-------- Recorded data --------
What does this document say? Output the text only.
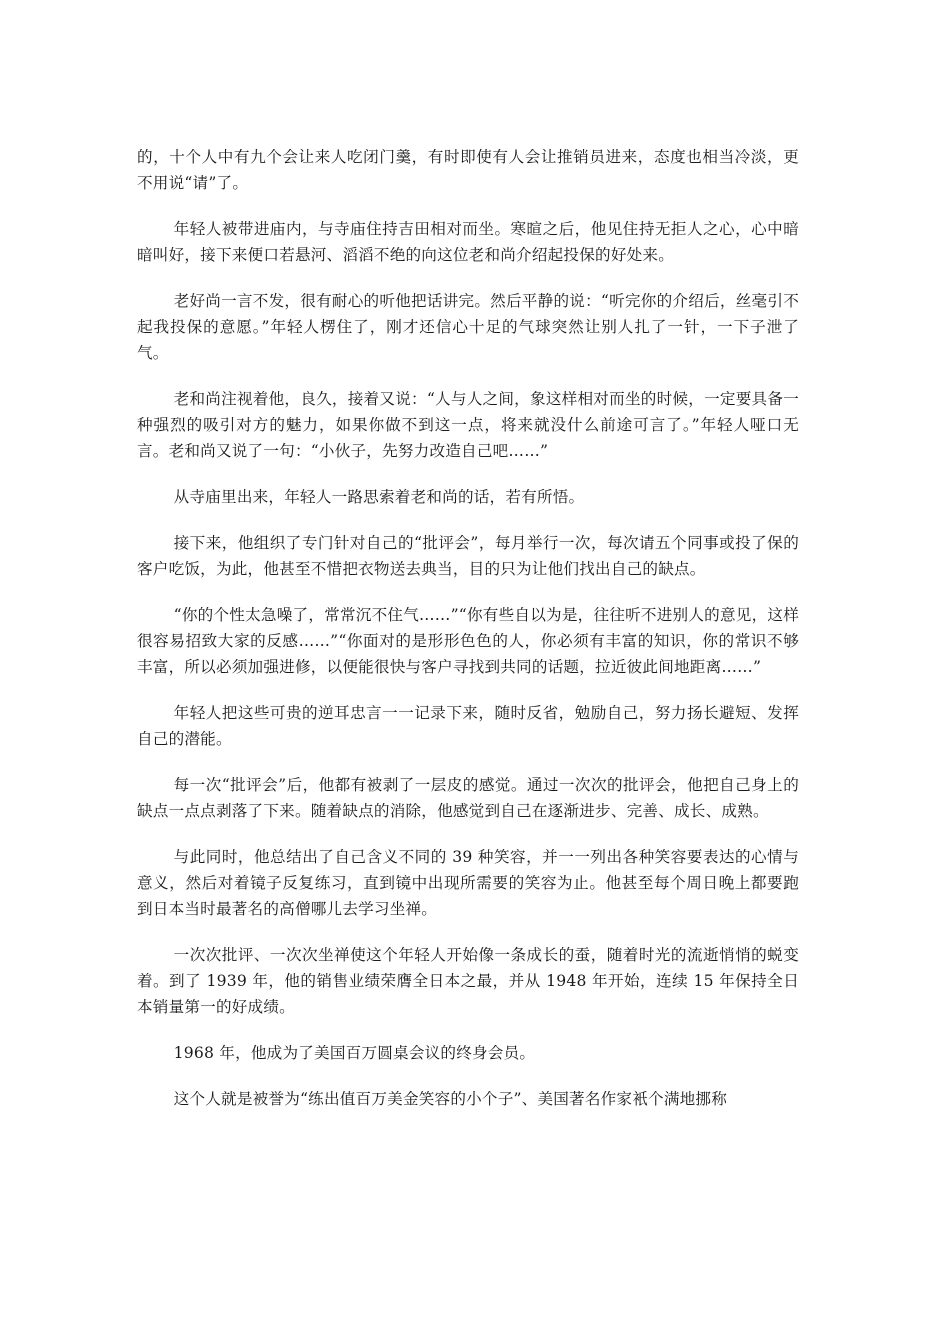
的，十个人中有九个会让来人吃闭门羹，有时即使有人会让推销员进来，态度也相当冷淡，更不用说“请”了。

年轻人被带进庙内，与寺庙住持吉田相对而坐。寒暄之后，他见住持无拒人之心，心中暗暗叫好，接下来便口若悬河、滔滔不绝的向这位老和尚介绍起投保的好处来。

老好尚一言不发，很有耐心的听他把话讲完。然后平静的说：“听完你的介绍后，丝毫引不起我投保的意愿。”年轻人楞住了，刚才还信心十足的气球突然让别人扎了一针，一下子泄了气。

老和尚注视着他，良久，接着又说：“人与人之间，象这样相对而坐的时候，一定要具备一种强烈的吸引对方的魅力，如果你做不到这一点，将来就没什么前途可言了。”年轻人哑口无言。老和尚又说了一句：“小伙子，先努力改造自己吧……”

从寺庙里出来，年轻人一路思索着老和尚的话，若有所悟。

接下来，他组织了专门针对自己的“批评会”，每月举行一次，每次请五个同事或投了保的客户吃饭，为此，他甚至不惜把衣物送去典当，目的只为让他们找出自己的缺点。

“你的个性太急噪了，常常沉不住气……”“你有些自以为是，往往听不进别人的意见，这样很容易招致大家的反感……”“你面对的是形形色色的人，你必须有丰富的知识，你的常识不够丰富，所以必须加强进修，以便能很快与客户寻找到共同的话题，拉近彼此间地距离……”

年轻人把这些可贵的逆耳忠言一一记录下来，随时反省，勉励自己，努力扬长避短、发挥自己的潜能。

每一次“批评会”后，他都有被剥了一层皮的感觉。通过一次次的批评会，他把自己身上的缺点一点点剥落了下来。随着缺点的消除，他感觉到自己在逐渐进步、完善、成长、成熟。

与此同时，他总结出了自己含义不同的 39 种笑容，并一一列出各种笑容要表达的心情与意义，然后对着镜子反复练习，直到镜中出现所需要的笑容为止。他甚至每个周日晚上都要跑到日本当时最著名的高僧哪儿去学习坐禅。

一次次批评、一次次坐禅使这个年轻人开始像一条成长的蚕，随着时光的流逝悄悄的蜕变着。到了 1939 年，他的销售业绩荣膺全日本之最，并从 1948 年开始，连续 15 年保持全日本销量第一的好成绩。

1968 年，他成为了美国百万圆桌会议的终身会员。

这个人就是被誉为“练出值百万美金笑容的小个子”、美国著名作家衹个满地挪称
--------
*Task details:*
Apart from the pictures, the entries above are to be repeated in full and exactly.

*The solution:*
What does this document say? Output the text only.
的，十个人中有九个会让来人吃闭门羹，有时即使有人会让推销员进来，态度也相当冷淡，更不用说“请”了。

年轻人被带进庙内，与寺庙住持吉田相对而坐。寒暄之后，他见住持无拒人之心，心中暗暗叫好，接下来便口若悬河、滔滔不绝的向这位老和尚介绍起投保的好处来。

老好尚一言不发，很有耐心的听他把话讲完。然后平静的说：“听完你的介绍后，丝毫引不起我投保的意愿。”年轻人楞住了，刚才还信心十足的气球突然让别人扎了一针，一下子泄了气。

老和尚注视着他，良久，接着又说：“人与人之间，象这样相对而坐的时候，一定要具备一种强烈的吸引对方的魅力，如果你做不到这一点，将来就没什么前途可言了。”年轻人哑口无言。老和尚又说了一句：“小伙子，先努力改造自己吧……”

从寺庙里出来，年轻人一路思索着老和尚的话，若有所悟。

接下来，他组织了专门针对自己的“批评会”，每月举行一次，每次请五个同事或投了保的客户吃饭，为此，他甚至不惜把衣物送去典当，目的只为让他们找出自己的缺点。

“你的个性太急噪了，常常沉不住气……”“你有些自以为是，往往听不进别人的意见，这样很容易招致大家的反感……”“你面对的是形形色色的人，你必须有丰富的知识，你的常识不够丰富，所以必须加强进修，以便能很快与客户寻找到共同的话题，拉近彼此间地距离……”

年轻人把这些可贵的逆耳忠言一一记录下来，随时反省，勉励自己，努力扬长避短、发挥自己的潜能。

每一次“批评会”后，他都有被剥了一层皮的感觉。通过一次次的批评会，他把自己身上的缺点一点点剥落了下来。随着缺点的消除，他感觉到自己在逐渐进步、完善、成长、成熟。

与此同时，他总结出了自己含义不同的 39 种笑容，并一一列出各种笑容要表达的心情与意义，然后对着镜子反复练习，直到镜中出现所需要的笑容为止。他甚至每个周日晚上都要跑到日本当时最著名的高僧哪儿去学习坐禅。

一次次批评、一次次坐禅使这个年轻人开始像一条成长的蚕，随着时光的流逝悄悄的蜕变着。到了 1939 年，他的销售业绩荣膺全日本之最，并从 1948 年开始，连续 15 年保持全日本销量第一的好成绩。

1968 年，他成为了美国百万圆桌会议的终身会员。

这个人就是被誉为“练出值百万美金笑容的小个子”、美国著名作家衹个满地挪称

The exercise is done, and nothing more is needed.